### Stated task:
Examine the entries and show every line in which the word "structure" is found.

### Records supplied:
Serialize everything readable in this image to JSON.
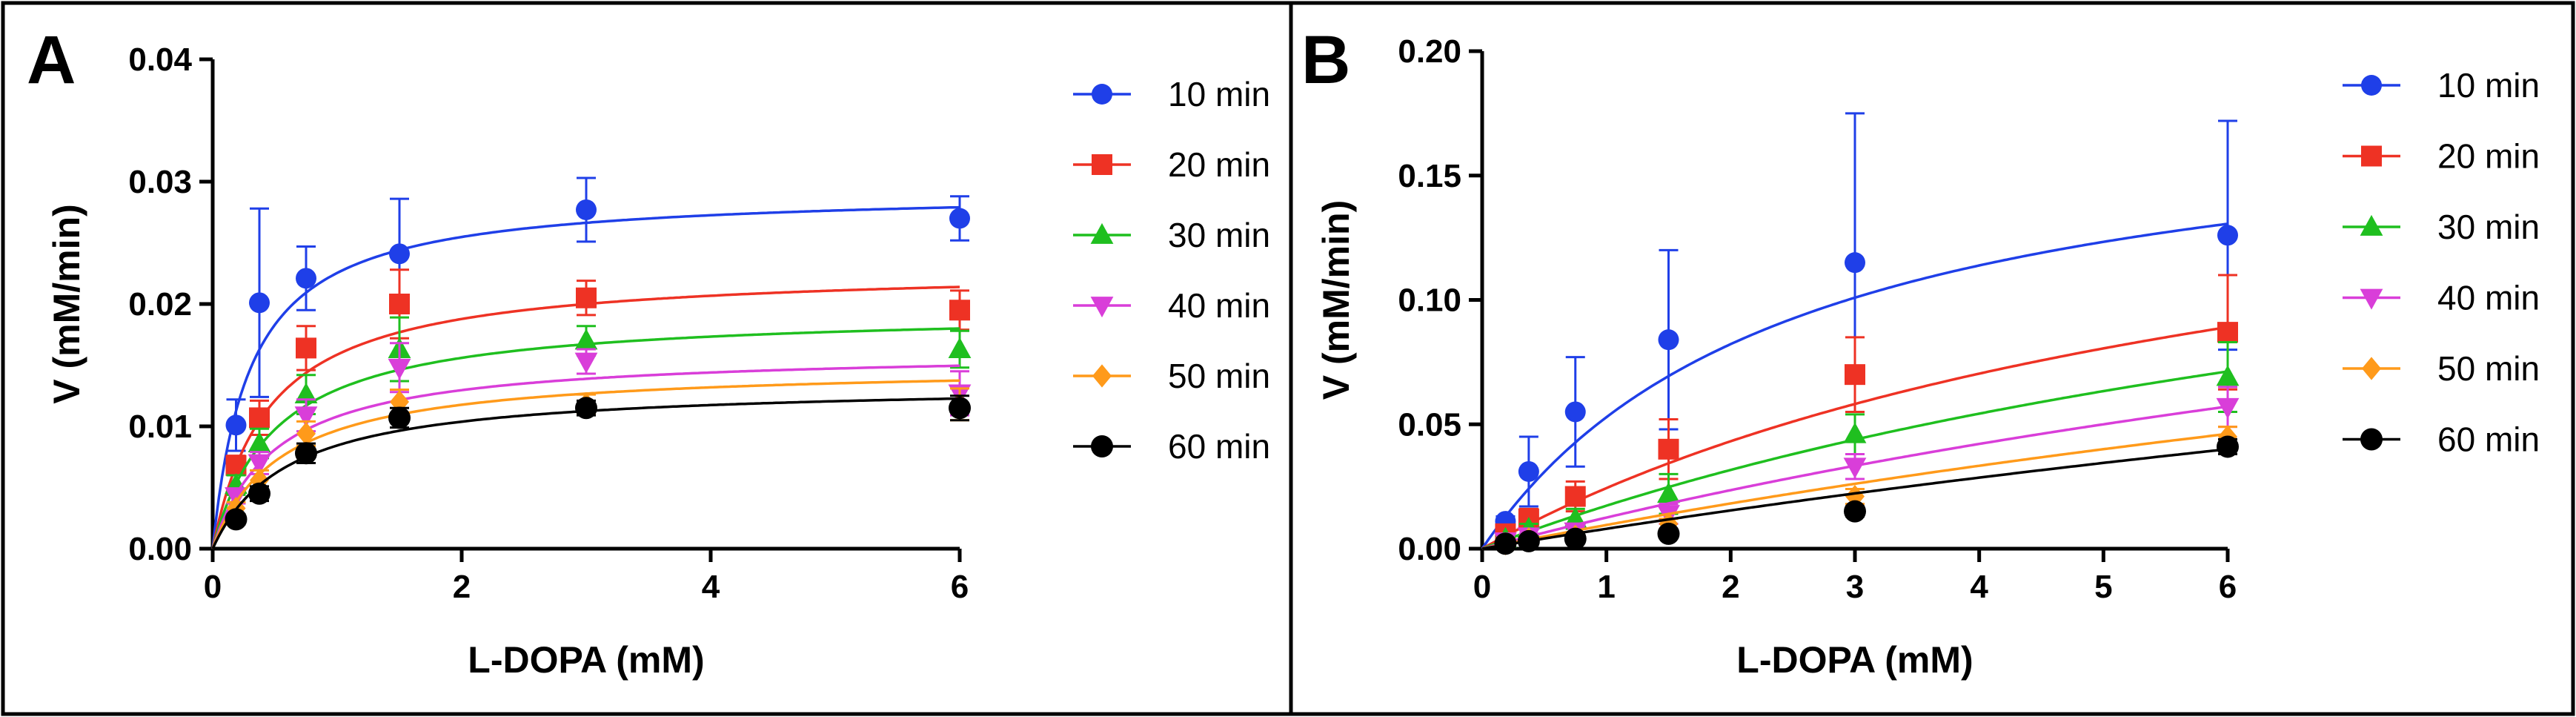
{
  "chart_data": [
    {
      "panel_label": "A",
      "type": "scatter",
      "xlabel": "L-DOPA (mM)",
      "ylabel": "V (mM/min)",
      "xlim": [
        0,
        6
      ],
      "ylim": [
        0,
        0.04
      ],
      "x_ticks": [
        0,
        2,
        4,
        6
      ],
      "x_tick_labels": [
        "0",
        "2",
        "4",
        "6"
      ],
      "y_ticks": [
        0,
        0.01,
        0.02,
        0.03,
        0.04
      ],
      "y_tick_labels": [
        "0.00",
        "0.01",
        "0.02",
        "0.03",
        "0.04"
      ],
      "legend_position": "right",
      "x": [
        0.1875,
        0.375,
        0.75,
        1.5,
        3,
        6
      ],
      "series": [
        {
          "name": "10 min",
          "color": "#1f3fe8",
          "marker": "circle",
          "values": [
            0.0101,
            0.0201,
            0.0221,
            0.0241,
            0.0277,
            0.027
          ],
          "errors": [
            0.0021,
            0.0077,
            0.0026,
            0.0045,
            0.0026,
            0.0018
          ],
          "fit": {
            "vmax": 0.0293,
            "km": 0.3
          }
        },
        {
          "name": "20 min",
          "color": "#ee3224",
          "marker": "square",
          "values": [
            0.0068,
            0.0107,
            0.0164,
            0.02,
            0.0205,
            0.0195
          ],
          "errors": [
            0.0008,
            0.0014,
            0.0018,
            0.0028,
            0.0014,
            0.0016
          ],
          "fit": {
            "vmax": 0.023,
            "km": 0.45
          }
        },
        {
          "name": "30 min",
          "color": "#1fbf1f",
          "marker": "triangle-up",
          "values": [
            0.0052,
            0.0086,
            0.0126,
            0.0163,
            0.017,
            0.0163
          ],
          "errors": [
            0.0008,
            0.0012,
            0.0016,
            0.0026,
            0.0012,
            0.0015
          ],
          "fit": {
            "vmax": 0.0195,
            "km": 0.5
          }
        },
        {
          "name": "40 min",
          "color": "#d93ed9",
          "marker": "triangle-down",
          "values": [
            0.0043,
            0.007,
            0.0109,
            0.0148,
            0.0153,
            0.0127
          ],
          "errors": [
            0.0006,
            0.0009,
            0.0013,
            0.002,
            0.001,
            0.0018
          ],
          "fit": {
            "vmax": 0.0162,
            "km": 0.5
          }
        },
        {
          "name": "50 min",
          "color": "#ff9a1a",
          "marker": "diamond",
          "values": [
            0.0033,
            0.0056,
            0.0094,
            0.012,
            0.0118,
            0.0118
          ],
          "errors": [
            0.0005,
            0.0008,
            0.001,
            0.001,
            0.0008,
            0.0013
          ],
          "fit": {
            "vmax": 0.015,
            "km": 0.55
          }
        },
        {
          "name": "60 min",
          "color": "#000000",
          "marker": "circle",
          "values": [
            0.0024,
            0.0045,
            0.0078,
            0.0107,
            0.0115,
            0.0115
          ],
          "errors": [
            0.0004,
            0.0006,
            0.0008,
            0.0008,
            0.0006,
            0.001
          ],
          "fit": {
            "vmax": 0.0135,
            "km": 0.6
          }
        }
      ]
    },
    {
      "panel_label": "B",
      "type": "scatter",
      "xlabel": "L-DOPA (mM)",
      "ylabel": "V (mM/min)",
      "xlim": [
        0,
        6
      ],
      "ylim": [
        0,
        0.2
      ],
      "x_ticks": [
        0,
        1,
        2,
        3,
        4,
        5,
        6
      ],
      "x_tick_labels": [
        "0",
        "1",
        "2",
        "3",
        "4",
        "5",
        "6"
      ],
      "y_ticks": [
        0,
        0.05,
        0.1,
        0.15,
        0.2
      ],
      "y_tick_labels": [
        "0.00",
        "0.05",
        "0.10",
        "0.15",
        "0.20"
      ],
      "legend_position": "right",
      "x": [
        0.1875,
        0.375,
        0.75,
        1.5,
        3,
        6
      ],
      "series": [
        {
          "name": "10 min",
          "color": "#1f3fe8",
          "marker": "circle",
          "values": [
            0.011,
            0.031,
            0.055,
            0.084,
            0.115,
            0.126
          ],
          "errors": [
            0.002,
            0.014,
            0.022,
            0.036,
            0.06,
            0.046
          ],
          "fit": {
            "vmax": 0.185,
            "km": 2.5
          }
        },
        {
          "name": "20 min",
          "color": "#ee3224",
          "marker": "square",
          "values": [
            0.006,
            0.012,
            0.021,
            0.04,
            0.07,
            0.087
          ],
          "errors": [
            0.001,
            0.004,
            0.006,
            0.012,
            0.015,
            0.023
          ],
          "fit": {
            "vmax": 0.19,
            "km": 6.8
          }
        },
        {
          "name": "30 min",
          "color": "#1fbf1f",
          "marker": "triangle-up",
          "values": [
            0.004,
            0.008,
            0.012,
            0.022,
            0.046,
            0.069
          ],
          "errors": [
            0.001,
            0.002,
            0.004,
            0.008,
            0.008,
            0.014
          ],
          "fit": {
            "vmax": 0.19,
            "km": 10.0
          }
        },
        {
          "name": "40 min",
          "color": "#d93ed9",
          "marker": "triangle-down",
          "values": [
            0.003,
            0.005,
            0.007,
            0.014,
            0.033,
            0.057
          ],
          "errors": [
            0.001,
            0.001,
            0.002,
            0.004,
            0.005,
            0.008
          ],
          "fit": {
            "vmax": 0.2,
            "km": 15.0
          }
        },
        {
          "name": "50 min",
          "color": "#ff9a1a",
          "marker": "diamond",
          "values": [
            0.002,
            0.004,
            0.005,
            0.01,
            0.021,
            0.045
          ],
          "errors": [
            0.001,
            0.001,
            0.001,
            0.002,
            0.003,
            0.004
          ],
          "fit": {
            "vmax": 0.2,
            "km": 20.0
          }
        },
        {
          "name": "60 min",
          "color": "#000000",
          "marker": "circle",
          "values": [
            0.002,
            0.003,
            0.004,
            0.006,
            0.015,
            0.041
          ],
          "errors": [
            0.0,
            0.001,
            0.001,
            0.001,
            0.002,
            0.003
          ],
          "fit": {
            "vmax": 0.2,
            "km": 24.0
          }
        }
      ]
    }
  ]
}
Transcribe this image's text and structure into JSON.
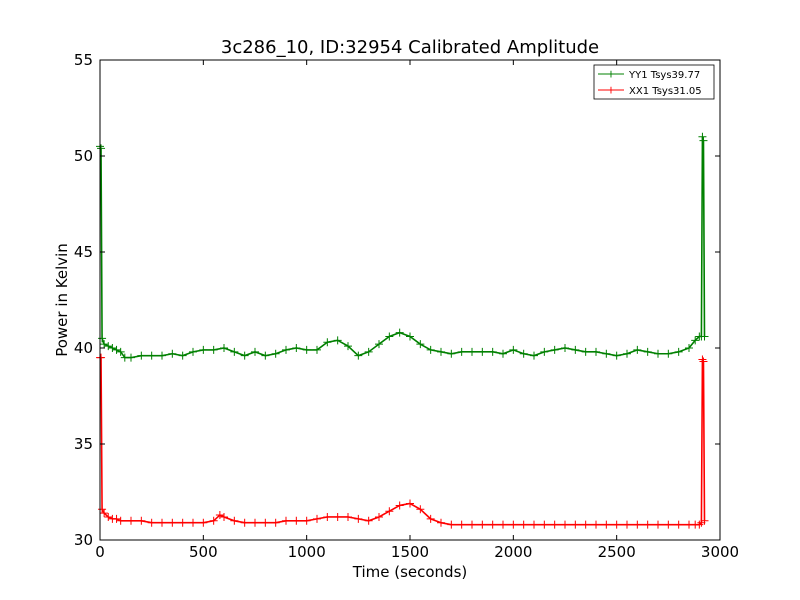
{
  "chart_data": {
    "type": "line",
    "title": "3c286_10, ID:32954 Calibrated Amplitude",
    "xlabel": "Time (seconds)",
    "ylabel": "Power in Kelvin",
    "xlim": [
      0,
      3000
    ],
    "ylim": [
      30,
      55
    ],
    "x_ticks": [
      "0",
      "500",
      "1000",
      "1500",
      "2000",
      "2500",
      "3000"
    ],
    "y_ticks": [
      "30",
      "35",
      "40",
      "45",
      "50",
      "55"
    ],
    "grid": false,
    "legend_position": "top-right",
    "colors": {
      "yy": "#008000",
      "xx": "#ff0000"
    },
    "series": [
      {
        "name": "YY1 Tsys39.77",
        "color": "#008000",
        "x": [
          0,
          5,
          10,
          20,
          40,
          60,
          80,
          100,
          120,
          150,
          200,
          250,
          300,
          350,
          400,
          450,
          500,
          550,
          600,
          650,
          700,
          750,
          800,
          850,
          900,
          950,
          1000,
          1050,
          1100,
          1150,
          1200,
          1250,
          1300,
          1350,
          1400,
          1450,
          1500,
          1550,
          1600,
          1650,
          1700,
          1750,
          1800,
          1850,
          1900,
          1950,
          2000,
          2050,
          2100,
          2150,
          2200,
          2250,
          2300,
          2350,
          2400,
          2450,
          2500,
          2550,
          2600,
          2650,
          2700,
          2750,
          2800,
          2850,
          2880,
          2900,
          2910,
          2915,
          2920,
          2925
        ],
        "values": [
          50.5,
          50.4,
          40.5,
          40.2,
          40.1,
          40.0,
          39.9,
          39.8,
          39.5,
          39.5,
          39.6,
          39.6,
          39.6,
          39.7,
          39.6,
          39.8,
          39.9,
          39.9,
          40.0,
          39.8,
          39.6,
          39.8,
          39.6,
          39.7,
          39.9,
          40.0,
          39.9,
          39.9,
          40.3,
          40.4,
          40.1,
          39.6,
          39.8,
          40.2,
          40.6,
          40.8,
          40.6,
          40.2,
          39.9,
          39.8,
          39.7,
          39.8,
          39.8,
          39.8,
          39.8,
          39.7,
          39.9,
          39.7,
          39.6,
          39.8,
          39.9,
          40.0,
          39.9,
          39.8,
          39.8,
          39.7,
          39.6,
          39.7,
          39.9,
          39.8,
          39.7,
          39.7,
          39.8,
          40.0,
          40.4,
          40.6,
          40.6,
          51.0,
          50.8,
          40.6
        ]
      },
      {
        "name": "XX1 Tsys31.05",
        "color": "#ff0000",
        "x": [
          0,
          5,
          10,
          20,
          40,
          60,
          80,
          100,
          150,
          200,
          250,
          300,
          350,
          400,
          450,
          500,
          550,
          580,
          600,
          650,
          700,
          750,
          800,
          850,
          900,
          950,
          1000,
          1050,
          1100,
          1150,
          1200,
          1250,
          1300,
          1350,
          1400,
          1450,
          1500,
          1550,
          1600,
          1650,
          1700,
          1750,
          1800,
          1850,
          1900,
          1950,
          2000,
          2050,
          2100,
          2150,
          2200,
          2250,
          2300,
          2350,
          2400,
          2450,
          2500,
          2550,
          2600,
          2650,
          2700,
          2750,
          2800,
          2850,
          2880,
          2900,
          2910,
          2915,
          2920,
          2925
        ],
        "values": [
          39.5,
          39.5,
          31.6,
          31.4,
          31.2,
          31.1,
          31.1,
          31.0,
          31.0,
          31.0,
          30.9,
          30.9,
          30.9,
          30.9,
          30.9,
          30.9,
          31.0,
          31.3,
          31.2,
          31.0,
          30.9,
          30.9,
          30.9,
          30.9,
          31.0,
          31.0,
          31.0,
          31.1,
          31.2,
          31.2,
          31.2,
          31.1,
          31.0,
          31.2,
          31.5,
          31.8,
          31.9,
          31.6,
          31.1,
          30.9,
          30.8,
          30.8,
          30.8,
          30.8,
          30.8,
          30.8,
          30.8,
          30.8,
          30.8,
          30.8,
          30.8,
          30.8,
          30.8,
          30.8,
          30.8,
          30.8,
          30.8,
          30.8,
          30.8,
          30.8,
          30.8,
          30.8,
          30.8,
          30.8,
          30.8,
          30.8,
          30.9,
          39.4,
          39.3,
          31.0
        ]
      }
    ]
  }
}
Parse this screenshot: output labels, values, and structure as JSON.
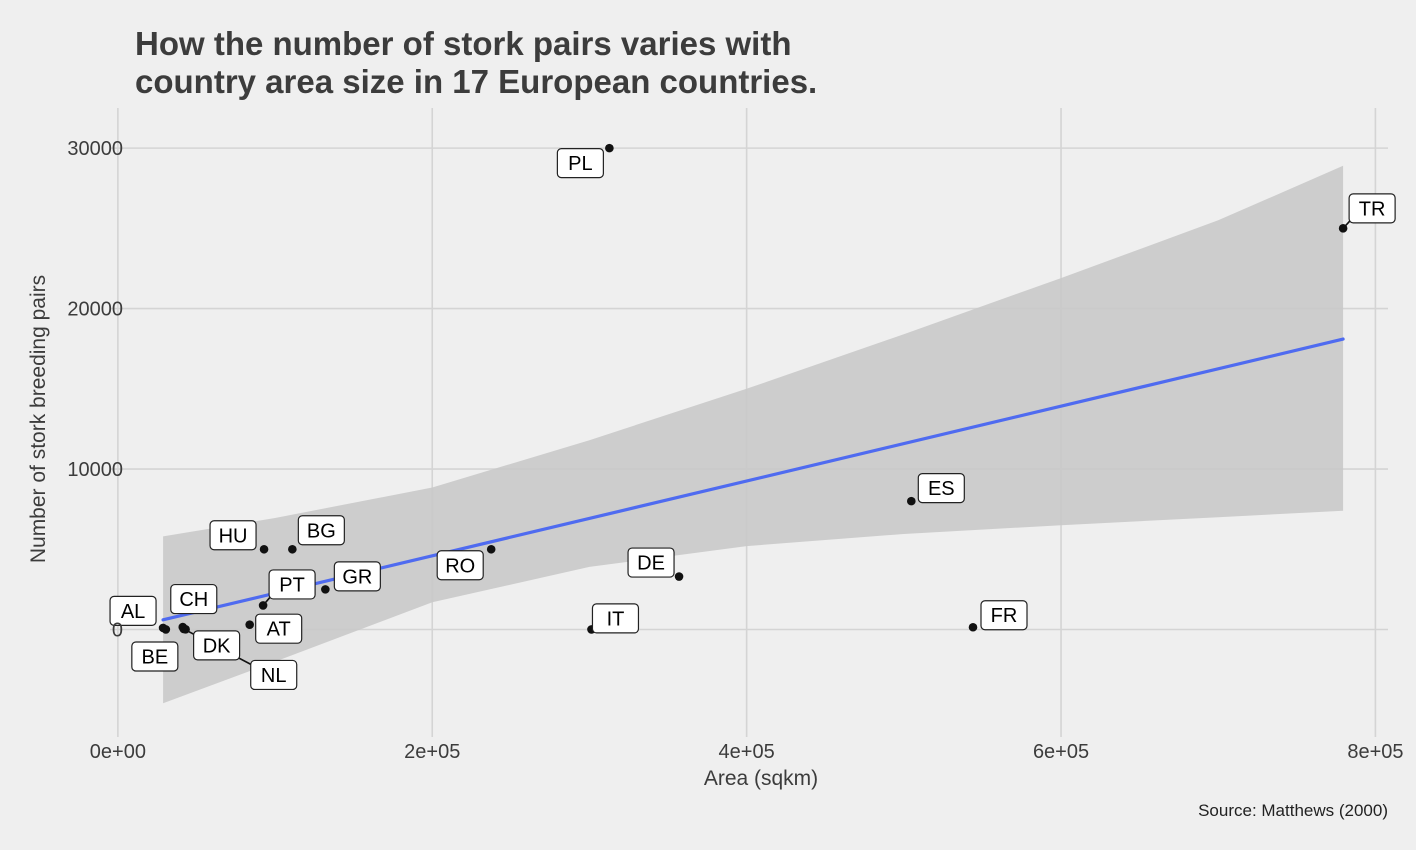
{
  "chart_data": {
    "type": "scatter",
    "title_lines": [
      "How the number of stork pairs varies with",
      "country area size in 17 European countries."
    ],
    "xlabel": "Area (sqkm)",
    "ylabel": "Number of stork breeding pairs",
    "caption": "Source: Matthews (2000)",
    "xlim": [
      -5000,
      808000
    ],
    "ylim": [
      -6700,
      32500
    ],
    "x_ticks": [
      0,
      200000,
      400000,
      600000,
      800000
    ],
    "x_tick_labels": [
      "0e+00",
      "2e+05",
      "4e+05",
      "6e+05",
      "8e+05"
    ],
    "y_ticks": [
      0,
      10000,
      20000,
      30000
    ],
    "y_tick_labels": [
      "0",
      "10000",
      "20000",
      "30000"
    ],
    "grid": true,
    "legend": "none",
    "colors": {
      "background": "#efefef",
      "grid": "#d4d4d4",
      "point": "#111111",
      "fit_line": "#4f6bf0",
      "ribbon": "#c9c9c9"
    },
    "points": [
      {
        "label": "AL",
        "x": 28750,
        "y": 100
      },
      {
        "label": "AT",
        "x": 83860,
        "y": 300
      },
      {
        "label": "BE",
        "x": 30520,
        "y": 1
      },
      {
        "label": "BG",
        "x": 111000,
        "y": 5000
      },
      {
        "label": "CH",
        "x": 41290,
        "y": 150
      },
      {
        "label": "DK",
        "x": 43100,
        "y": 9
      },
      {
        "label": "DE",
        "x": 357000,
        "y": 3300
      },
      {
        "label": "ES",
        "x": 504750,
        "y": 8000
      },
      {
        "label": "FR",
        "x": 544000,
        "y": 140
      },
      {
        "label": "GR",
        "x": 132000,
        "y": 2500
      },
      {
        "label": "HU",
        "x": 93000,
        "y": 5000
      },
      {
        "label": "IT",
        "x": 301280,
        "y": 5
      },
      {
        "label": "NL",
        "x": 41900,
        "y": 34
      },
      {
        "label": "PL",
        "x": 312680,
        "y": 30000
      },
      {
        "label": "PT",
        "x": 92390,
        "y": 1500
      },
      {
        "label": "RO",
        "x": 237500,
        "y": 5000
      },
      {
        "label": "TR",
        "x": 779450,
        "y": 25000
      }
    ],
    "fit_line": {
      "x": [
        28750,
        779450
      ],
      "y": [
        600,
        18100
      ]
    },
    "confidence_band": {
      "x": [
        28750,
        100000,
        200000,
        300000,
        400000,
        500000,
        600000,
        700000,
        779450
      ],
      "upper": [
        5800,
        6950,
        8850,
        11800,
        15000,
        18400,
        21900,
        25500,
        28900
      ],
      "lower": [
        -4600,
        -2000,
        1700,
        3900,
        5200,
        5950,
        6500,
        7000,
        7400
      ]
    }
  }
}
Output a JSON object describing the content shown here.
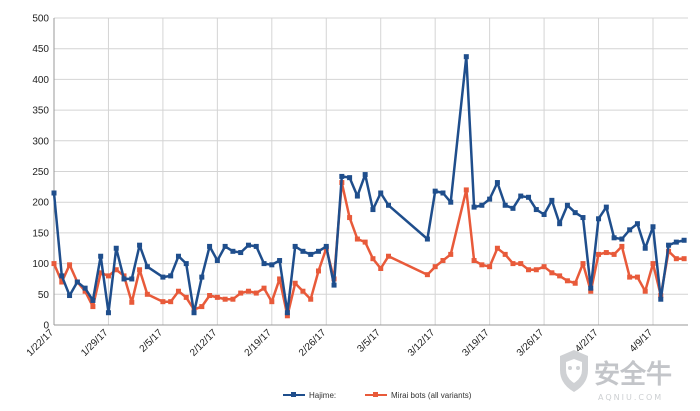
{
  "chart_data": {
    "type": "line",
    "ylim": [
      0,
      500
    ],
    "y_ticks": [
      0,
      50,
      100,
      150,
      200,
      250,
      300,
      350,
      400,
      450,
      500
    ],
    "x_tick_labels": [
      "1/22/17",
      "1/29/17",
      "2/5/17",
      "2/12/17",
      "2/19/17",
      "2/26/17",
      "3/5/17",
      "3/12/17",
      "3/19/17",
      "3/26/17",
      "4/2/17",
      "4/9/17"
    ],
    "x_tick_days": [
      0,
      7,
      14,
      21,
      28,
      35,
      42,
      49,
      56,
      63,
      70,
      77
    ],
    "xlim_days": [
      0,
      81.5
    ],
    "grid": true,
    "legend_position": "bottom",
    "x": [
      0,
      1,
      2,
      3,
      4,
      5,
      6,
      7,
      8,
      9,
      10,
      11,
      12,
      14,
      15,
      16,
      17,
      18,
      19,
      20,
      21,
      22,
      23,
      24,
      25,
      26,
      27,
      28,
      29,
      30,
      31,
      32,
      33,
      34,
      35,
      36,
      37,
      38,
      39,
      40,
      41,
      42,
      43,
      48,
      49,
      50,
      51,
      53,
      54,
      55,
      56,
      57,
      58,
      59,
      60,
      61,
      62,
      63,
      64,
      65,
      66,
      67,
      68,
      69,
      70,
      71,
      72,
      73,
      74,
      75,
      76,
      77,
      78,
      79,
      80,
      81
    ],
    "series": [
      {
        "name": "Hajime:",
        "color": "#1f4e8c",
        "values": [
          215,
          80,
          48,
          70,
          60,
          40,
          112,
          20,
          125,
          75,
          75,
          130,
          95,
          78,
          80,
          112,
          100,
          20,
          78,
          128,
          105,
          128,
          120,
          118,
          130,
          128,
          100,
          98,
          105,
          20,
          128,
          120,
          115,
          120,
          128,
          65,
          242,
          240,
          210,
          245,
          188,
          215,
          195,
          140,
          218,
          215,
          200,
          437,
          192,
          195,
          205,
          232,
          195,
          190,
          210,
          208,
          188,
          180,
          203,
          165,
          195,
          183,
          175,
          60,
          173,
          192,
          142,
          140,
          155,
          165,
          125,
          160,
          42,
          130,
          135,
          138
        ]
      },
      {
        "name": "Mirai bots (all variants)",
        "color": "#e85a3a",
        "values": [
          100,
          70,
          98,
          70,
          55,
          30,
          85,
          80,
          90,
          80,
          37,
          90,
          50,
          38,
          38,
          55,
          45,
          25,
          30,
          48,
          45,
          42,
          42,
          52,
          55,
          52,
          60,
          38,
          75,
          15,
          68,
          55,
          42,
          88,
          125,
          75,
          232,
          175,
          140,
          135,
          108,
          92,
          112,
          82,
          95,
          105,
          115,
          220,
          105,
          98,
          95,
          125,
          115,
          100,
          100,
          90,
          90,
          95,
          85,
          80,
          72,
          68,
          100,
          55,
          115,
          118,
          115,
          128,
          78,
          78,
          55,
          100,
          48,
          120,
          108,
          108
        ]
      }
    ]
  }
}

### Solution to the exercise:
Transcribe this image's text and structure into JSON.
Parse this screenshot: output labels, values, and structure as JSON.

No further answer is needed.